- [TAREFAS DO EXERCÍCIO]:
1. Reproduza o trecho do texto sobre home equity entre "Para estimular a" e "Bruto (PIB) brasileiro.", inclusive.
2. De acordo com o texto sobre home equity, por que as operações dessa modalidade podem ser atrativas? Explique em uma a três frases.

- [TRECHO DO DOCUMENTO]:
_ _ _ _ _ _ _

Redução de exigências para crédito com garantia de imóveis deve incentivar mercado

Para estimular a retomada da economia, um dos setores em que o Banco Central aposta é o mercado imobiliário. O presidente Roberto Campos Neto tem apontado para a criação de uma série de medidas que pretendem destravar o crédito – entre elas, a redução das exigências para o chamado home equity, empréstimo de longo prazo que tem imóveis como garantia. A modalidade é comum em diversos países, mas representa somente 2% do Produto Interno Bruto (PIB) brasileiro.


Na avaliação do administrador Adriano José da Silva, esse cenário representa uma grande oportunidade para expansão do crédito no país. “Ao reduzir custos e facilitar a operação, a iniciativa do Banco Central deve resultar em menos juros para o consumidor”, destaca o especialista da Biolchi Empresarial.


Coordenador da área de Inteligência de Mercado e Cenários Econômicos, Silva acredita que o potencial brasileiro para expandir o mercado de crédito imobiliário é muito grande. “O volume de home equity deve passar para 20% do PIB em 20 anos. Estamos falando de cerca de R$ 500 bilhões nas próximas duas décadas”, aponta.


Segundo ele, consumidores já estão atentos às despesas com juros. Por isso, operações de home equity podem ser atrativas, gerando liquidez a bens de valores elevados e movimentando o crédito a longo prazo no país. "Apesar de ainda representar uma pequena parcela de mercado, essa modalidade já oferece condições interessantes, com juros de 1% ao mês e prazo de 20 anos. É uma oportunidade para alavancar novos negócios e aumentar investimentos, ampliando resultados e, consequentemente, abrindo mercados", ressalta o administrador.

_ _ _ _ _ _ _

- [DADOS DISPONÍVEIS]:

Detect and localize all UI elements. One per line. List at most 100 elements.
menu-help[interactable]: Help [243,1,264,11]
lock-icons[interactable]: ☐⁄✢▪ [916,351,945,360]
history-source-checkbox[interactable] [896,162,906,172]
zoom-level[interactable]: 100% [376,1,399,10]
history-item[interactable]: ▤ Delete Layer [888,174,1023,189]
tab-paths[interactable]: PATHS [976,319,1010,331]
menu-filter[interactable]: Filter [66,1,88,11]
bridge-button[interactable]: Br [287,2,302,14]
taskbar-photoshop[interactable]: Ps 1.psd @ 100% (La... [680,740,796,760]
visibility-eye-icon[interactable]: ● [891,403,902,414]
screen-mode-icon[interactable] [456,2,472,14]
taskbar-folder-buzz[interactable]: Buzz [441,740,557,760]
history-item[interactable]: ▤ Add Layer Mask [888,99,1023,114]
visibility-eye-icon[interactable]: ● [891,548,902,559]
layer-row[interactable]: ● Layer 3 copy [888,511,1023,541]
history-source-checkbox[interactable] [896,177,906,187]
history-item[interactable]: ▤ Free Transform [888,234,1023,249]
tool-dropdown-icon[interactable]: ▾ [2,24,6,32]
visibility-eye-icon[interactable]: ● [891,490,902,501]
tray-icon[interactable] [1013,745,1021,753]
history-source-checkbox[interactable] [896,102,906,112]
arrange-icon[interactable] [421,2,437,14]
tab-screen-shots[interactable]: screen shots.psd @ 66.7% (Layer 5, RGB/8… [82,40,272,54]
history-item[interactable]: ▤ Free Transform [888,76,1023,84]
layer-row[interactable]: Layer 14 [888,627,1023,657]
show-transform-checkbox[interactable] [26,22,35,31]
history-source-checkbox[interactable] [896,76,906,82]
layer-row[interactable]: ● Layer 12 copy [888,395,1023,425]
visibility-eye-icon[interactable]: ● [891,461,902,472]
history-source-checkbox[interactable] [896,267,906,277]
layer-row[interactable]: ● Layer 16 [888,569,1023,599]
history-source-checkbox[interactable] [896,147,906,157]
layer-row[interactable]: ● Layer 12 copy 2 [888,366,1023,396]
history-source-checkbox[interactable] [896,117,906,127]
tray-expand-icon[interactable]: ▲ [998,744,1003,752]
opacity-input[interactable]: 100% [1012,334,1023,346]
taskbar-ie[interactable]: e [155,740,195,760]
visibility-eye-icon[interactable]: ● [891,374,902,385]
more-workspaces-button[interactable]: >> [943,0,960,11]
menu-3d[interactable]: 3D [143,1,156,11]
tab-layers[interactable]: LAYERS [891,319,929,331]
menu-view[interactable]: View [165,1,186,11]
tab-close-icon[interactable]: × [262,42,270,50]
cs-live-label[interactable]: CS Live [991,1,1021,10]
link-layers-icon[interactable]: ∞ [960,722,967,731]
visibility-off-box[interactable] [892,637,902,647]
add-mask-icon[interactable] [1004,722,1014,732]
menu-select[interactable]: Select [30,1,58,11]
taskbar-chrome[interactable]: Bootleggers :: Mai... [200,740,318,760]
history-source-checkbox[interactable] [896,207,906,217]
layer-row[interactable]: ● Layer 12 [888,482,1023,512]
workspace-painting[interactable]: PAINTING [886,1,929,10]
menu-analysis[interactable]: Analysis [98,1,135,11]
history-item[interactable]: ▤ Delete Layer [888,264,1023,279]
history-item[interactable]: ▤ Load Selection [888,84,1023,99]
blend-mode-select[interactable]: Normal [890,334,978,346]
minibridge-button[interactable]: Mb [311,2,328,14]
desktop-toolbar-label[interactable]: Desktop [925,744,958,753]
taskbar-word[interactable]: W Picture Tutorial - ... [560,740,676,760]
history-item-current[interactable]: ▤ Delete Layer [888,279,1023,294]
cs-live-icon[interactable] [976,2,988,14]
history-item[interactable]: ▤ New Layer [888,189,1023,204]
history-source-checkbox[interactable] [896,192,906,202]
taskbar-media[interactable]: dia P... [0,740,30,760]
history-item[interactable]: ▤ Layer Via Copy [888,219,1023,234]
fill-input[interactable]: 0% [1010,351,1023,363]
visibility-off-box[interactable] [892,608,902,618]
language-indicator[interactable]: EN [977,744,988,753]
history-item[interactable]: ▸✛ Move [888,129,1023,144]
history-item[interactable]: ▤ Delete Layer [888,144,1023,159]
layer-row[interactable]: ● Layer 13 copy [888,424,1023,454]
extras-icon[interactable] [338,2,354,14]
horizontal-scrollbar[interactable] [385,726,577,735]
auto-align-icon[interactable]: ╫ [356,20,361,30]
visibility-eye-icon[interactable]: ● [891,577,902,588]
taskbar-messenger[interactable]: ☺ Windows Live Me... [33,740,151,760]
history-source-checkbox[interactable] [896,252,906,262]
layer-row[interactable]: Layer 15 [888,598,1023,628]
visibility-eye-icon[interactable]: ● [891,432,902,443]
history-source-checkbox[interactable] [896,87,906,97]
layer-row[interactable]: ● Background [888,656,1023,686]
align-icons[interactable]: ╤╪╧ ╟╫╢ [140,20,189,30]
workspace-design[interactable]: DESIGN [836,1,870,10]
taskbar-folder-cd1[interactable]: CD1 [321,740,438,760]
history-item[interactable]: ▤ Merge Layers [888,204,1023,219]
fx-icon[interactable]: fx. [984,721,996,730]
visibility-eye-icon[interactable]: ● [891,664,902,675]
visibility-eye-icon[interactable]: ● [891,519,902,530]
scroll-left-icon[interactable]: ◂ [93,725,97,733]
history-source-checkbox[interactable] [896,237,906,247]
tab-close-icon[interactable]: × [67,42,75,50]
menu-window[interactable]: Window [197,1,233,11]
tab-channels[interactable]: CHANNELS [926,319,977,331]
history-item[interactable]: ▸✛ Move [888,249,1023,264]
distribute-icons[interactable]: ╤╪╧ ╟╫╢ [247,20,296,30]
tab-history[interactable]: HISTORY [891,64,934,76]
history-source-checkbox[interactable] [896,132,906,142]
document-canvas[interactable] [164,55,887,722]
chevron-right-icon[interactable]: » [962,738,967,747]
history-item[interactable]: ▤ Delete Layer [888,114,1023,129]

_ _ _ _ _ _ _

- [RESPOSTAS DAS TAREFAS]:
1.
Para estimular a retomada da economia, um dos setores em que o Banco Central aposta é o mercado imobiliário. O presidente Roberto Campos Neto tem apontado para a criação de uma série de medidas que pretendem destravar o crédito – entre elas, a redução das exigências para o chamado home equity, empréstimo de longo prazo que tem imóveis como garantia. A modalidade é comum em diversos países, mas representa somente 2% do Produto Interno Bruto (PIB) brasileiro.

2. Porque os consumidores já estão atentos às despesas com juros. Por isso, o home equity pode ser atrativo ao gerar liquidez a bens de valores elevados e movimentar o crédito de longo prazo no país.